> Set task:
Work out how many lines hold the string "Michel". The answer is a single number, nothing more.

> Data entries:
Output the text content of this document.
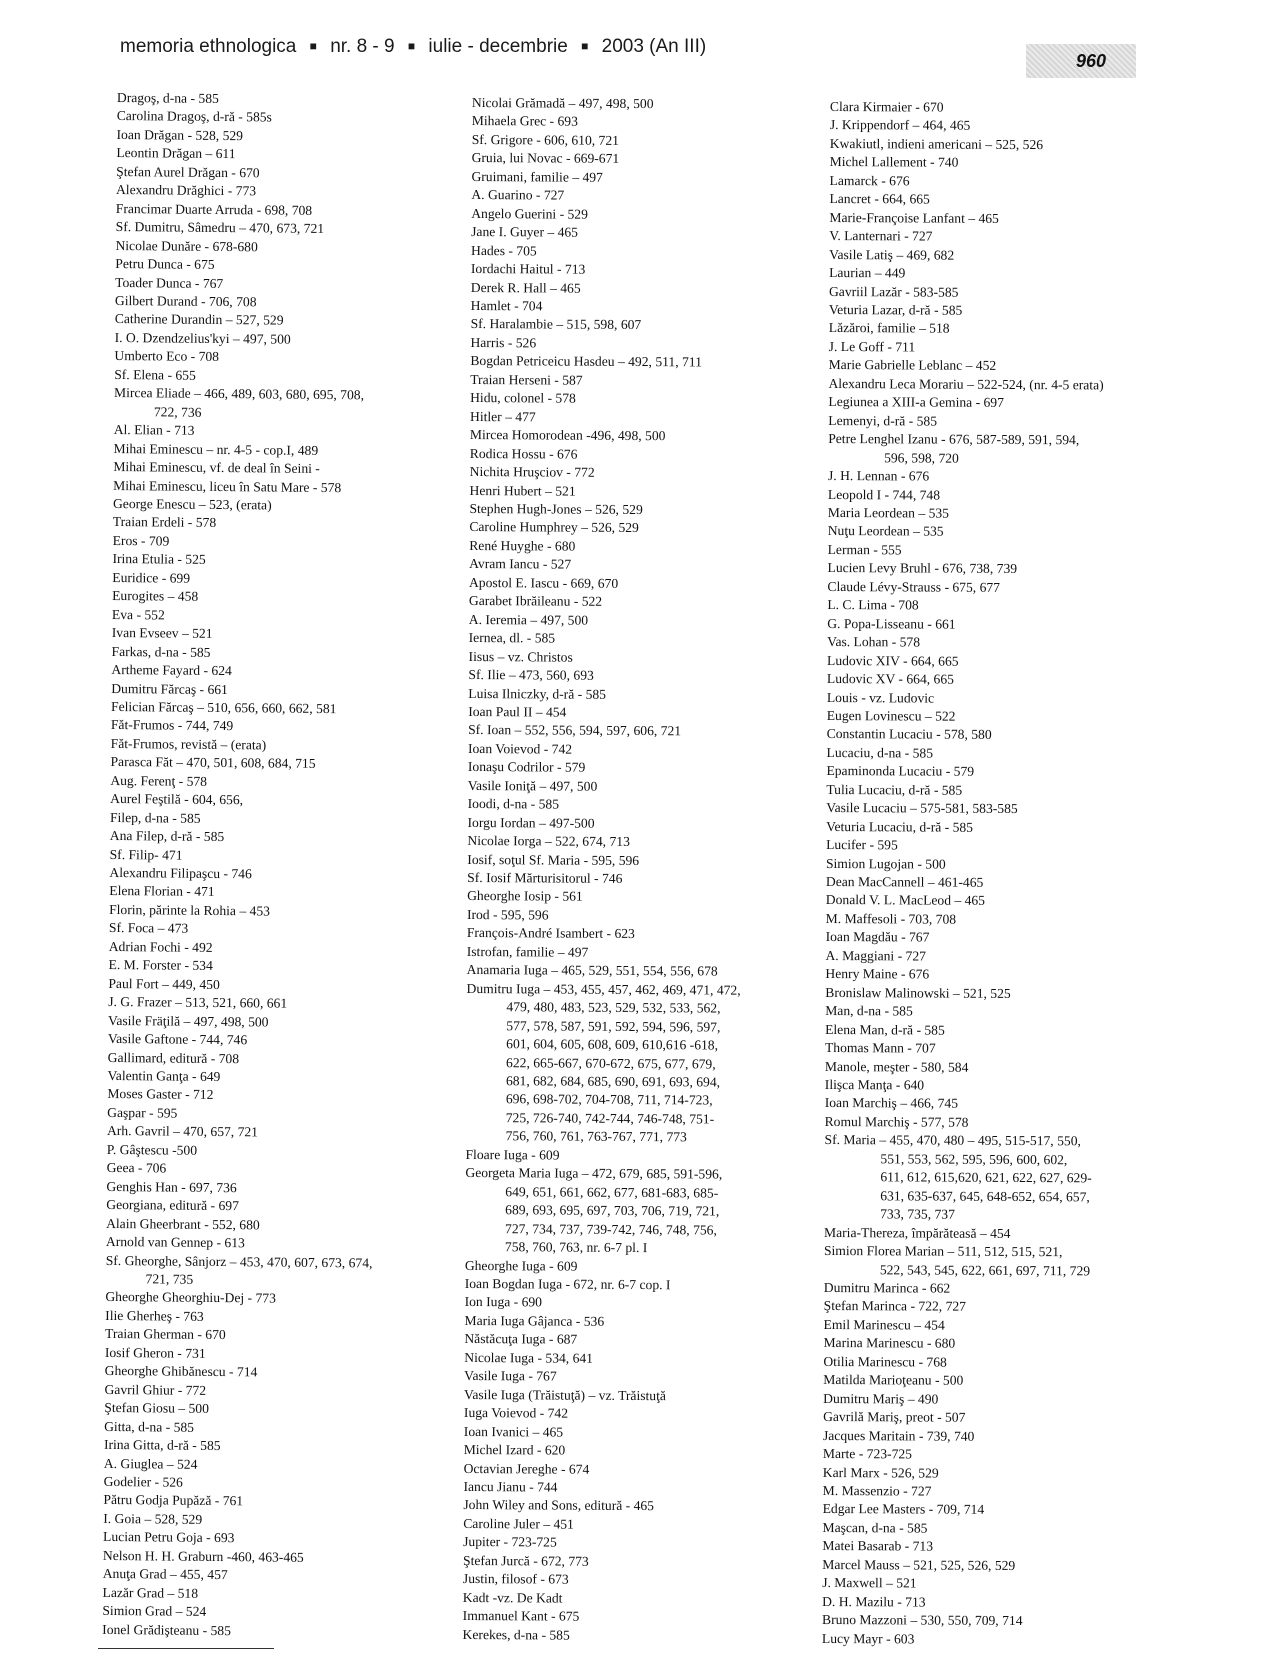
memoria ethnologica ■ nr. 8 - 9 ■ iulie - decembrie ■ 2003 (An III)
960
Dragoş, d-na - 585
Carolina Dragoş, d-ră - 585s
Ioan Drăgan - 528, 529
Leontin Drăgan – 611
Ştefan Aurel Drăgan - 670
Alexandru Drăghici - 773
Francimar Duarte Arruda - 698, 708
Sf. Dumitru, Sâmedru – 470, 673, 721
Nicolae Dunăre - 678-680
Petru Dunca - 675
Toader Dunca - 767
Gilbert Durand - 706, 708
Catherine Durandin – 527, 529
I. O. Dzendzelius'kyi – 497, 500
Umberto Eco - 708
Sf. Elena - 655
Mircea Eliade – 466, 489, 603, 680, 695, 708,
722, 736
Al. Elian - 713
Mihai Eminescu – nr. 4-5 - cop.I, 489
Mihai Eminescu, vf. de deal în Seini -
Mihai Eminescu, liceu în Satu Mare - 578
George Enescu – 523, (erata)
Traian Erdeli - 578
Eros - 709
Irina Etulia - 525
Euridice - 699
Eurogites – 458
Eva - 552
Ivan Evseev – 521
Farkas, d-na - 585
Artheme Fayard - 624
Dumitru Fărcaş - 661
Felician Fărcaş – 510, 656, 660, 662, 581
Făt-Frumos - 744, 749
Făt-Frumos, revistă – (erata)
Parasca Făt – 470, 501, 608, 684, 715
Aug. Ferenţ - 578
Aurel Feştilă - 604, 656,
Filep, d-na - 585
Ana Filep, d-ră - 585
Sf. Filip- 471
Alexandru Filipaşcu - 746
Elena Florian - 471
Florin, părinte la Rohia – 453
Sf. Foca – 473
Adrian Fochi - 492
E. M. Forster - 534
Paul Fort – 449, 450
J. G. Frazer – 513, 521, 660, 661
Vasile Fräţilă – 497, 498, 500
Vasile Gaftone - 744, 746
Gallimard, editură - 708
Valentin Ganţa - 649
Moses Gaster - 712
Gaşpar - 595
Arh. Gavril – 470, 657, 721
P. Gâştescu -500
Geea - 706
Genghis Han - 697, 736
Georgiana, editură - 697
Alain Gheerbrant - 552, 680
Arnold van Gennep - 613
Sf. Gheorghe, Sânjorz – 453, 470, 607, 673, 674,
721, 735
Gheorghe Gheorghiu-Dej - 773
Ilie Gherheş - 763
Traian Gherman - 670
Iosif Gheron - 731
Gheorghe Ghibănescu - 714
Gavril Ghiur - 772
Ştefan Giosu – 500
Gitta, d-na - 585
Irina Gitta, d-ră - 585
A. Giuglea – 524
Godelier - 526
Pătru Godja Pupăză - 761
I. Goia – 528, 529
Lucian Petru Goja - 693
Nelson H. H. Graburn -460, 463-465
Anuţa Grad – 455, 457
Lazăr Grad – 518
Simion Grad – 524
Ionel Grădişteanu - 585
Nicolai Grămadă – 497, 498, 500
Mihaela Grec - 693
Sf. Grigore - 606, 610, 721
Gruia, lui Novac - 669-671
Gruimani, familie – 497
A. Guarino - 727
Angelo Guerini - 529
Jane I. Guyer – 465
Hades - 705
Iordachi Haitul - 713
Derek R. Hall – 465
Hamlet - 704
Sf. Haralambie – 515, 598, 607
Harris - 526
Bogdan Petriceicu Hasdeu – 492, 511, 711
Traian Herseni - 587
Hidu, colonel - 578
Hitler – 477
Mircea Homorodean -496, 498, 500
Rodica Hossu - 676
Nichita Hruşciov - 772
Henri Hubert – 521
Stephen Hugh-Jones – 526, 529
Caroline Humphrey – 526, 529
René Huyghe - 680
Avram Iancu - 527
Apostol E. Iascu - 669, 670
Garabet Ibrăileanu - 522
A. Ieremia – 497, 500
Iernea, dl. - 585
Iisus – vz. Christos
Sf. Ilie – 473, 560, 693
Luisa Ilniczky, d-ră - 585
Ioan Paul II – 454
Sf. Ioan – 552, 556, 594, 597, 606, 721
Ioan Voievod - 742
Ionaşu Codrilor - 579
Vasile Ioniţă – 497, 500
Ioodi, d-na - 585
Iorgu Iordan – 497-500
Nicolae Iorga – 522, 674, 713
Iosif, soţul Sf. Maria - 595, 596
Sf. Iosif Mărturisitorul - 746
Gheorghe Iosip - 561
Irod - 595, 596
François-André Isambert - 623
Istrofan, familie – 497
Anamaria Iuga – 465, 529, 551, 554, 556, 678
Dumitru Iuga – 453, 455, 457, 462, 469, 471, 472,
479, 480, 483, 523, 529, 532, 533, 562,
577, 578, 587, 591, 592, 594, 596, 597,
601, 604, 605, 608, 609, 610,616 -618,
622, 665-667, 670-672, 675, 677, 679,
681, 682, 684, 685, 690, 691, 693, 694,
696, 698-702, 704-708, 711, 714-723,
725, 726-740, 742-744, 746-748, 751-
756, 760, 761, 763-767, 771, 773
Floare Iuga - 609
Georgeta Maria Iuga – 472, 679, 685, 591-596,
649, 651, 661, 662, 677, 681-683, 685-
689, 693, 695, 697, 703, 706, 719, 721,
727, 734, 737, 739-742, 746, 748, 756,
758, 760, 763, nr. 6-7 pl. I
Gheorghe Iuga - 609
Ioan Bogdan Iuga - 672, nr. 6-7 cop. I
Ion Iuga - 690
Maria Iuga Gâjanca - 536
Năstăcuţa Iuga - 687
Nicolae Iuga - 534, 641
Vasile Iuga - 767
Vasile Iuga (Trăistuţă) – vz. Trăistuţă
Iuga Voievod - 742
Ioan Ivanici – 465
Michel Izard - 620
Octavian Jereghe - 674
Iancu Jianu - 744
John Wiley and Sons, editură - 465
Caroline Juler – 451
Jupiter - 723-725
Ştefan Jurcă - 672, 773
Justin, filosof - 673
Kadt -vz. De Kadt
Immanuel Kant - 675
Kerekes, d-na - 585
Clara Kirmaier - 670
J. Krippendorf – 464, 465
Kwakiutl, indieni americani – 525, 526
Michel Lallement - 740
Lamarck - 676
Lancret - 664, 665
Marie-Françoise Lanfant – 465
V. Lanternari - 727
Vasile Latiş – 469, 682
Laurian – 449
Gavriil Lazăr - 583-585
Veturia Lazar, d-ră - 585
Lăzăroi, familie – 518
J. Le Goff - 711
Marie Gabrielle Leblanc – 452
Alexandru Leca Morariu – 522-524, (nr. 4-5 erata)
Legiunea a XIII-a Gemina - 697
Lemenyi, d-ră - 585
Petre Lenghel Izanu - 676, 587-589, 591, 594,
596, 598, 720
J. H. Lennan - 676
Leopold I - 744, 748
Maria Leordean – 535
Nuţu Leordean – 535
Lerman - 555
Lucien Levy Bruhl - 676, 738, 739
Claude Lévy-Strauss - 675, 677
L. C. Lima - 708
G. Popa-Lisseanu - 661
Vas. Lohan - 578
Ludovic XIV - 664, 665
Ludovic XV - 664, 665
Louis - vz. Ludovic
Eugen Lovinescu – 522
Constantin Lucaciu - 578, 580
Lucaciu, d-na - 585
Epaminonda Lucaciu - 579
Tulia Lucaciu, d-ră - 585
Vasile Lucaciu – 575-581, 583-585
Veturia Lucaciu, d-ră - 585
Lucifer - 595
Simion Lugojan - 500
Dean MacCannell – 461-465
Donald V. L. MacLeod – 465
M. Maffesoli - 703, 708
Ioan Magdău - 767
A. Maggiani - 727
Henry Maine - 676
Bronislaw Malinowski – 521, 525
Man, d-na - 585
Elena Man, d-ră - 585
Thomas Mann - 707
Manole, meşter - 580, 584
Ilişca Manţa - 640
Ioan Marchiş – 466, 745
Romul Marchiş - 577, 578
Sf. Maria – 455, 470, 480 – 495, 515-517, 550,
551, 553, 562, 595, 596, 600, 602,
611, 612, 615,620, 621, 622, 627, 629-
631, 635-637, 645, 648-652, 654, 657,
733, 735, 737
Maria-Thereza, împărăteasă – 454
Simion Florea Marian – 511, 512, 515, 521,
522, 543, 545, 622, 661, 697, 711, 729
Dumitru Marinca - 662
Ştefan Marinca - 722, 727
Emil Marinescu – 454
Marina Marinescu - 680
Otilia Marinescu - 768
Matilda Marioţeanu - 500
Dumitru Mariş – 490
Gavrilă Mariş, preot - 507
Jacques Maritain - 739, 740
Marte - 723-725
Karl Marx - 526, 529
M. Massenzio - 727
Edgar Lee Masters - 709, 714
Maşcan, d-na - 585
Matei Basarab - 713
Marcel Mauss – 521, 525, 526, 529
J. Maxwell – 521
D. H. Mazilu - 713
Bruno Mazzoni – 530, 550, 709, 714
Lucy Mayr - 603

> Output below:
2